* BEGIN Data records *

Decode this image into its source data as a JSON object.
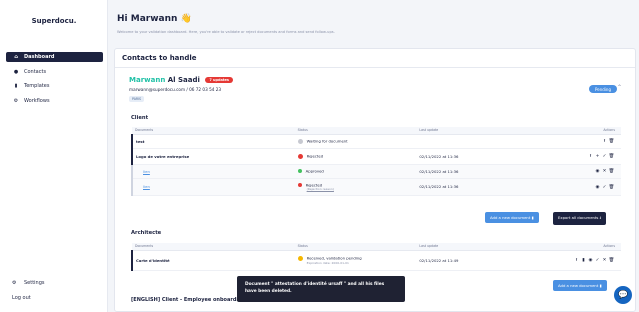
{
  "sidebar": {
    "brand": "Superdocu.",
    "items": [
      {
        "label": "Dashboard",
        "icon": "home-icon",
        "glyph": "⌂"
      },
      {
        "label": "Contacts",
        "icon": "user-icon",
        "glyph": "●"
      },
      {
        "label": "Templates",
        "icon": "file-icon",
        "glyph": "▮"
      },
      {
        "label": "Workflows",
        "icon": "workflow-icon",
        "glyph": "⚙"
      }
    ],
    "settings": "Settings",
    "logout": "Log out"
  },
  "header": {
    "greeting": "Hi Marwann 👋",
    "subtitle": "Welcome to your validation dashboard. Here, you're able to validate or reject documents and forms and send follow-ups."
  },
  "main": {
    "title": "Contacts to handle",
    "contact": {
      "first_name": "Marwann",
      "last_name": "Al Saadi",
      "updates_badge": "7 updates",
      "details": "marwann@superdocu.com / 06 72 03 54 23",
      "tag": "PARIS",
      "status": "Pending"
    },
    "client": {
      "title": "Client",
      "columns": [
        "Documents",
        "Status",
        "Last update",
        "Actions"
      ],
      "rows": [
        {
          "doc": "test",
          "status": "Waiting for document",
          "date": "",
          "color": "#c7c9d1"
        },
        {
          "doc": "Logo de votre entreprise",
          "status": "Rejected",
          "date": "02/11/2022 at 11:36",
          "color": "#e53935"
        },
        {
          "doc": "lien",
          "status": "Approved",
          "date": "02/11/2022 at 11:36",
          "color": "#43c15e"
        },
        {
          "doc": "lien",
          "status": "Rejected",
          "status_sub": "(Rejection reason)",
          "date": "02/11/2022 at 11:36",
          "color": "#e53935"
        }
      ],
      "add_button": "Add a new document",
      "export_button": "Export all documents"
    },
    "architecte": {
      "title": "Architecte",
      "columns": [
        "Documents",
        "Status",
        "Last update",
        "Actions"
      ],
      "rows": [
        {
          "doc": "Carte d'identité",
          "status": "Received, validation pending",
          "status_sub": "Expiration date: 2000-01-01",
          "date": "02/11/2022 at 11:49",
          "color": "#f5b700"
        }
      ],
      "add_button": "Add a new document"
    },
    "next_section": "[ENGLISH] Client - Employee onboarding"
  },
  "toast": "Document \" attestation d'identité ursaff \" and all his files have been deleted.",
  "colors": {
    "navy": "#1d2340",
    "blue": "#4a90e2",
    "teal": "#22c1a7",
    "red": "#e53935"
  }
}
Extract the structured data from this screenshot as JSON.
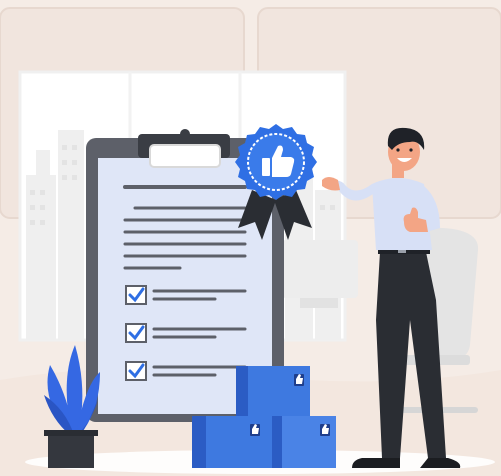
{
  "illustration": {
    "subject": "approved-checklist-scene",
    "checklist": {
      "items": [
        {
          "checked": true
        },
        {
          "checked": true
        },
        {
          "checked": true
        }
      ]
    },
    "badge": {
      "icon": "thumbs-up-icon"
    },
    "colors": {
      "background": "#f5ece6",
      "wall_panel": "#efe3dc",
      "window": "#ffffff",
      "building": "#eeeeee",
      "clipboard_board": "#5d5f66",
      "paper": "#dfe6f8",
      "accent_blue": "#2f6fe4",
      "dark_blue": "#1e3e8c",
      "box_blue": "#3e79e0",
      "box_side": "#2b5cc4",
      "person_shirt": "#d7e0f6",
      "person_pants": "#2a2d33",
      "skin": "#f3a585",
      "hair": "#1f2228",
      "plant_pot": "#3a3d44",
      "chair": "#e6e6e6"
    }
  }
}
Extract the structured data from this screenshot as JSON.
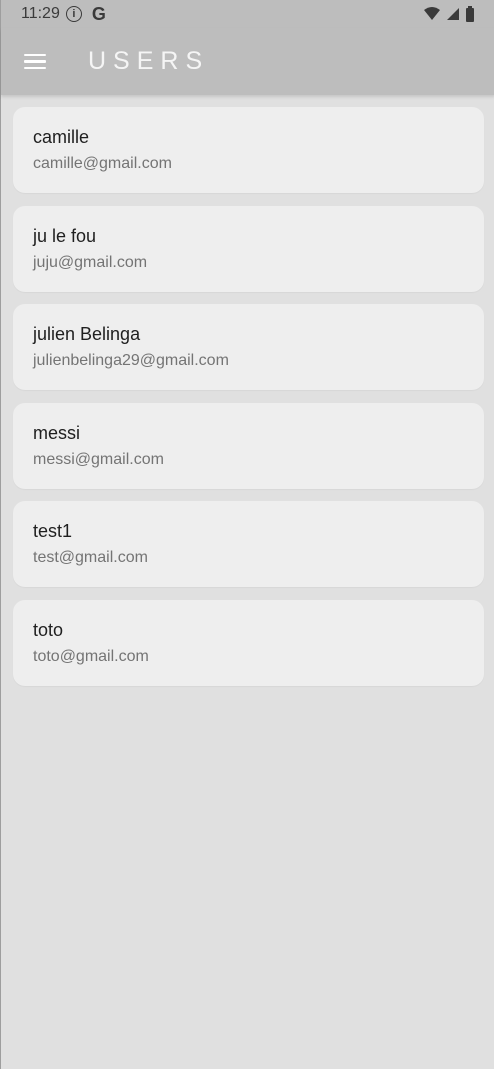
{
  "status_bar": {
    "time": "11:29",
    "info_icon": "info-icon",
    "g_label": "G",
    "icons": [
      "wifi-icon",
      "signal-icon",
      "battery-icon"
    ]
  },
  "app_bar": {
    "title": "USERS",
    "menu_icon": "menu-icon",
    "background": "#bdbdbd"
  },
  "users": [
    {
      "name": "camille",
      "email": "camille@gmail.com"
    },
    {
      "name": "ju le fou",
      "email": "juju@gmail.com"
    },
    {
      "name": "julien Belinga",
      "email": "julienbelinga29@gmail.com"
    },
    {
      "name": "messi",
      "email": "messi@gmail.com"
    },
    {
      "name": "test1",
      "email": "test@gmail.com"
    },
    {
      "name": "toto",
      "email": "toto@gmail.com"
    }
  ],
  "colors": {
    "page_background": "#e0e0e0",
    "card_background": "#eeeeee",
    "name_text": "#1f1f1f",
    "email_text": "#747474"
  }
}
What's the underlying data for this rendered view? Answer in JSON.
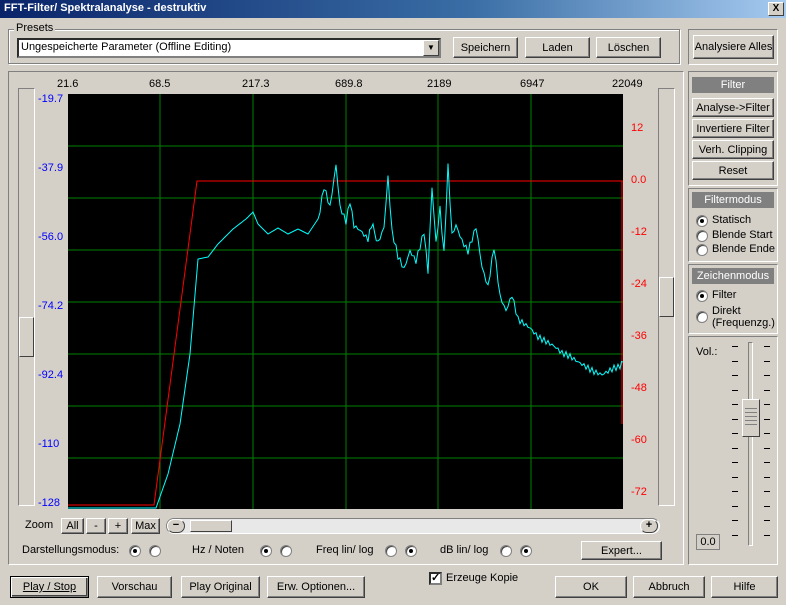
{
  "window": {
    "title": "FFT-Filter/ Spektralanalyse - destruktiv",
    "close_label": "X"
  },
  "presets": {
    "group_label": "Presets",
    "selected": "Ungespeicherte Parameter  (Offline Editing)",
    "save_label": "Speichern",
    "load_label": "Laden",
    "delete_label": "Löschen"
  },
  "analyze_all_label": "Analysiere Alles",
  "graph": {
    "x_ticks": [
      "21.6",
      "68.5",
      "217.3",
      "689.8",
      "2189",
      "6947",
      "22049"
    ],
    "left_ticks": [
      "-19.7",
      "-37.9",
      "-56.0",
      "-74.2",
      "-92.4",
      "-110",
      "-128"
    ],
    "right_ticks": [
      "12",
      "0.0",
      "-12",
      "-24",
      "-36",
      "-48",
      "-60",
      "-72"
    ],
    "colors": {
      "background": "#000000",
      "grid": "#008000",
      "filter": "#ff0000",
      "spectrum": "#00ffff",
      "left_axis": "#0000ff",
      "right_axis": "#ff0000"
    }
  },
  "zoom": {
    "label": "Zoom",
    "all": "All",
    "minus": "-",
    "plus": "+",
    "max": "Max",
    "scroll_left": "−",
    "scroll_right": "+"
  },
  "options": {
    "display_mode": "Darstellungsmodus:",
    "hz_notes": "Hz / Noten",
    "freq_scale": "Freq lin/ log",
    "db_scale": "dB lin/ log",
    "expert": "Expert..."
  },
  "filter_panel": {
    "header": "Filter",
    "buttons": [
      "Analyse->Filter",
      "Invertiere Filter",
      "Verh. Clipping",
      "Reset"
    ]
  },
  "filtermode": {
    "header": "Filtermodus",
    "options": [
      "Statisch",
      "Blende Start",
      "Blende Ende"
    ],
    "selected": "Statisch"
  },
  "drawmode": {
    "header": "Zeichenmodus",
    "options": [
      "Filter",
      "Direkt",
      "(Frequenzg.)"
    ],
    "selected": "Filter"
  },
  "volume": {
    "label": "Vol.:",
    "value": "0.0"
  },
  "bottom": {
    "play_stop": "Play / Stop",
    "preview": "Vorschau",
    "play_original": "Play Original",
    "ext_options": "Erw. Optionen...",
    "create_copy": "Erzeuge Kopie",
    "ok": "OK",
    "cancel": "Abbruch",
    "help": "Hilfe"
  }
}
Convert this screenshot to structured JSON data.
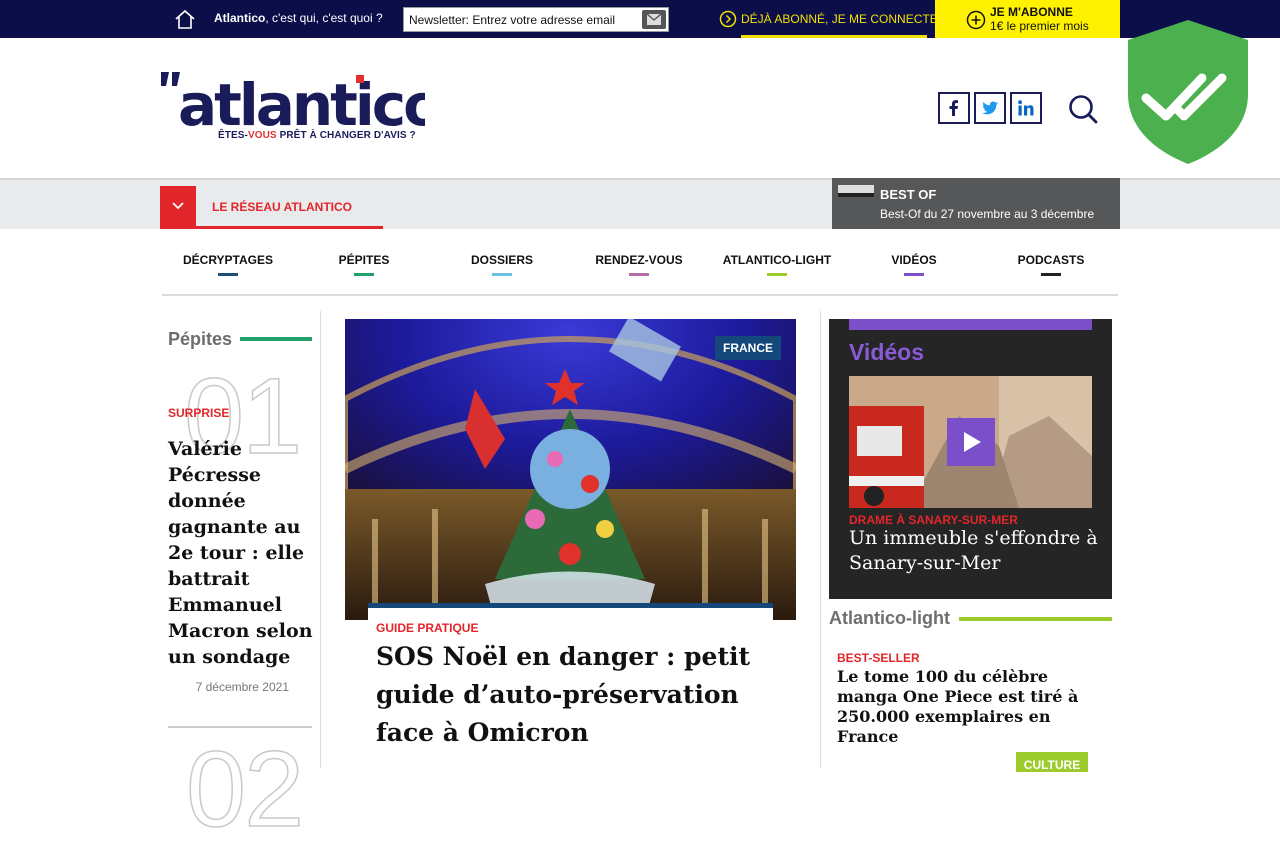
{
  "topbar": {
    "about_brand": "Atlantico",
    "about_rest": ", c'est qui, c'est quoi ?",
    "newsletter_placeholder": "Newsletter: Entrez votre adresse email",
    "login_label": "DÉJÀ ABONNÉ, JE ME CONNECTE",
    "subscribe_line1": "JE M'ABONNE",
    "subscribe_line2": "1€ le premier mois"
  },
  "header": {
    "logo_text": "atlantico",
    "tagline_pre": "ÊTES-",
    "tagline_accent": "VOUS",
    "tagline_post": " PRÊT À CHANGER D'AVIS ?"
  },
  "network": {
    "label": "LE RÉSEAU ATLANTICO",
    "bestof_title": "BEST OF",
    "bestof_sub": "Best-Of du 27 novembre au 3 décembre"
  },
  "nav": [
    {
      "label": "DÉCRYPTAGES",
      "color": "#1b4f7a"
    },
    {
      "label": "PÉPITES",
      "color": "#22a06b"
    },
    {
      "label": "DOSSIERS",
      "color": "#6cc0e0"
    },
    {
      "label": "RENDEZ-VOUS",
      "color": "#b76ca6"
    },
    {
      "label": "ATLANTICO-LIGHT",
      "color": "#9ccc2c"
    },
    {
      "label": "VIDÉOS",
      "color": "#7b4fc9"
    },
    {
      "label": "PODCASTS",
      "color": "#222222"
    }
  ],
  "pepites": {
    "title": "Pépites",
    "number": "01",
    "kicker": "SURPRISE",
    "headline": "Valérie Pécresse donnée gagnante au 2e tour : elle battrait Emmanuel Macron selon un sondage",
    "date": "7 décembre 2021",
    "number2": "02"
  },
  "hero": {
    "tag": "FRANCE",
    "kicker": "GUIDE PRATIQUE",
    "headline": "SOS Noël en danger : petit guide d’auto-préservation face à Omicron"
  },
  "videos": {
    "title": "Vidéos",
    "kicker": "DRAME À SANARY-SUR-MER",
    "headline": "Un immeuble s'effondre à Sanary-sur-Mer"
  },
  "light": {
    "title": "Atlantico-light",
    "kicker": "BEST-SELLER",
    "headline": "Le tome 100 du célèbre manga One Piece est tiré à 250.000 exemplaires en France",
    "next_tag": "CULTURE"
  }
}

* END Data records *

> **Exercise brief**: Retype only the lines from the one with "Convert this screenshot" through the final line of the entries, please, and keep the pictures out.

> **Correct answer**:
Convert this screenshot to structured JSON data.
{
  "topbar": {
    "about_brand": "Atlantico",
    "about_rest": ", c'est qui, c'est quoi ?",
    "newsletter_placeholder": "Newsletter: Entrez votre adresse email",
    "login_label": "DÉJÀ ABONNÉ, JE ME CONNECTE",
    "subscribe_line1": "JE M'ABONNE",
    "subscribe_line2": "1€ le premier mois"
  },
  "header": {
    "logo_text": "atlantico",
    "tagline_pre": "ÊTES-",
    "tagline_accent": "VOUS",
    "tagline_post": " PRÊT À CHANGER D'AVIS ?"
  },
  "network": {
    "label": "LE RÉSEAU ATLANTICO",
    "bestof_title": "BEST OF",
    "bestof_sub": "Best-Of du 27 novembre au 3 décembre"
  },
  "nav": [
    {
      "label": "DÉCRYPTAGES",
      "color": "#1b4f7a"
    },
    {
      "label": "PÉPITES",
      "color": "#22a06b"
    },
    {
      "label": "DOSSIERS",
      "color": "#6cc0e0"
    },
    {
      "label": "RENDEZ-VOUS",
      "color": "#b76ca6"
    },
    {
      "label": "ATLANTICO-LIGHT",
      "color": "#9ccc2c"
    },
    {
      "label": "VIDÉOS",
      "color": "#7b4fc9"
    },
    {
      "label": "PODCASTS",
      "color": "#222222"
    }
  ],
  "pepites": {
    "title": "Pépites",
    "number": "01",
    "kicker": "SURPRISE",
    "headline": "Valérie Pécresse donnée gagnante au 2e tour : elle battrait Emmanuel Macron selon un sondage",
    "date": "7 décembre 2021",
    "number2": "02"
  },
  "hero": {
    "tag": "FRANCE",
    "kicker": "GUIDE PRATIQUE",
    "headline": "SOS Noël en danger : petit guide d’auto-préservation face à Omicron"
  },
  "videos": {
    "title": "Vidéos",
    "kicker": "DRAME À SANARY-SUR-MER",
    "headline": "Un immeuble s'effondre à Sanary-sur-Mer"
  },
  "light": {
    "title": "Atlantico-light",
    "kicker": "BEST-SELLER",
    "headline": "Le tome 100 du célèbre manga One Piece est tiré à 250.000 exemplaires en France",
    "next_tag": "CULTURE"
  }
}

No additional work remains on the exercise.